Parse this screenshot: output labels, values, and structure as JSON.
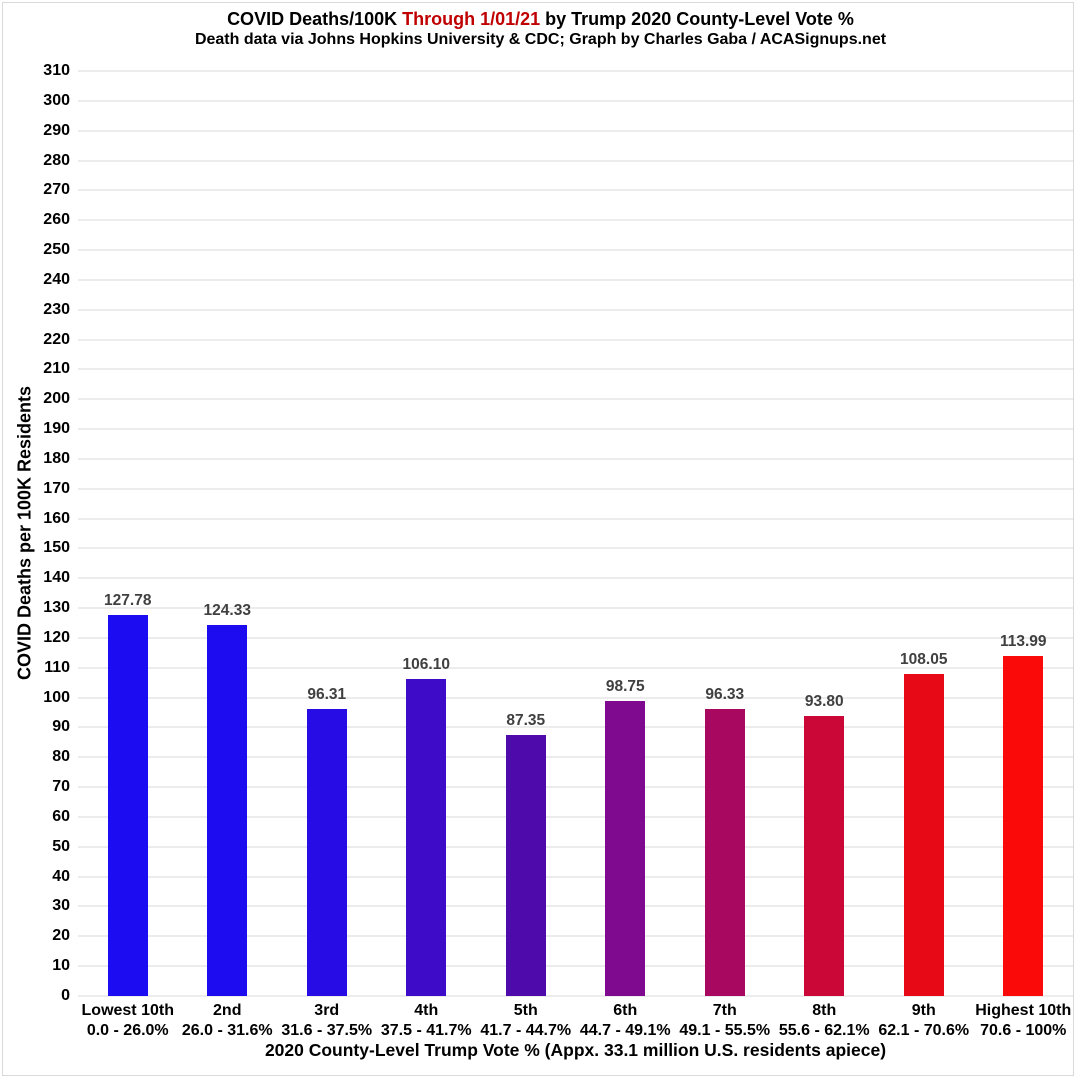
{
  "header": {
    "title_before": "COVID Deaths/100K ",
    "title_red": "Through 1/01/21",
    "title_after": " by Trump 2020 County-Level Vote %",
    "subtitle": "Death data via Johns Hopkins University & CDC; Graph by Charles Gaba / ACASignups.net"
  },
  "chart_data": {
    "type": "bar",
    "title": "COVID Deaths/100K Through 1/01/21 by Trump 2020 County-Level Vote %",
    "subtitle": "Death data via Johns Hopkins University & CDC; Graph by Charles Gaba / ACASignups.net",
    "xlabel": "2020 County-Level Trump Vote % (Appx. 33.1 million U.S. residents apiece)",
    "ylabel": "COVID Deaths per 100K Residents",
    "ylim": [
      0,
      310
    ],
    "ytick_step": 10,
    "grid": "horizontal",
    "legend": "none",
    "categories": [
      {
        "label": "Lowest 10th",
        "range": "0.0 - 26.0%"
      },
      {
        "label": "2nd",
        "range": "26.0 - 31.6%"
      },
      {
        "label": "3rd",
        "range": "31.6 - 37.5%"
      },
      {
        "label": "4th",
        "range": "37.5 - 41.7%"
      },
      {
        "label": "5th",
        "range": "41.7 - 44.7%"
      },
      {
        "label": "6th",
        "range": "44.7 - 49.1%"
      },
      {
        "label": "7th",
        "range": "49.1 - 55.5%"
      },
      {
        "label": "8th",
        "range": "55.6 - 62.1%"
      },
      {
        "label": "9th",
        "range": "62.1 - 70.6%"
      },
      {
        "label": "Highest 10th",
        "range": "70.6 - 100%"
      }
    ],
    "values": [
      127.78,
      124.33,
      96.31,
      106.1,
      87.35,
      98.75,
      96.33,
      93.8,
      108.05,
      113.99
    ],
    "value_labels": [
      "127.78",
      "124.33",
      "96.31",
      "106.10",
      "87.35",
      "98.75",
      "96.33",
      "93.80",
      "108.05",
      "113.99"
    ],
    "bar_colors": [
      "#1c0cf2",
      "#1e0cf0",
      "#270ce6",
      "#3e0bc8",
      "#4e0aab",
      "#7f098f",
      "#a90860",
      "#cb0738",
      "#e80916",
      "#fb0a0a"
    ],
    "colors": {
      "title_highlight": "#c00000",
      "value_label": "#404040",
      "gridline": "#d9d9d9",
      "text": "#000000",
      "background": "#ffffff"
    }
  }
}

- What the exercise asks
From the records above, how many lines include the word "range"? Only the number is wanted.

- Output below
10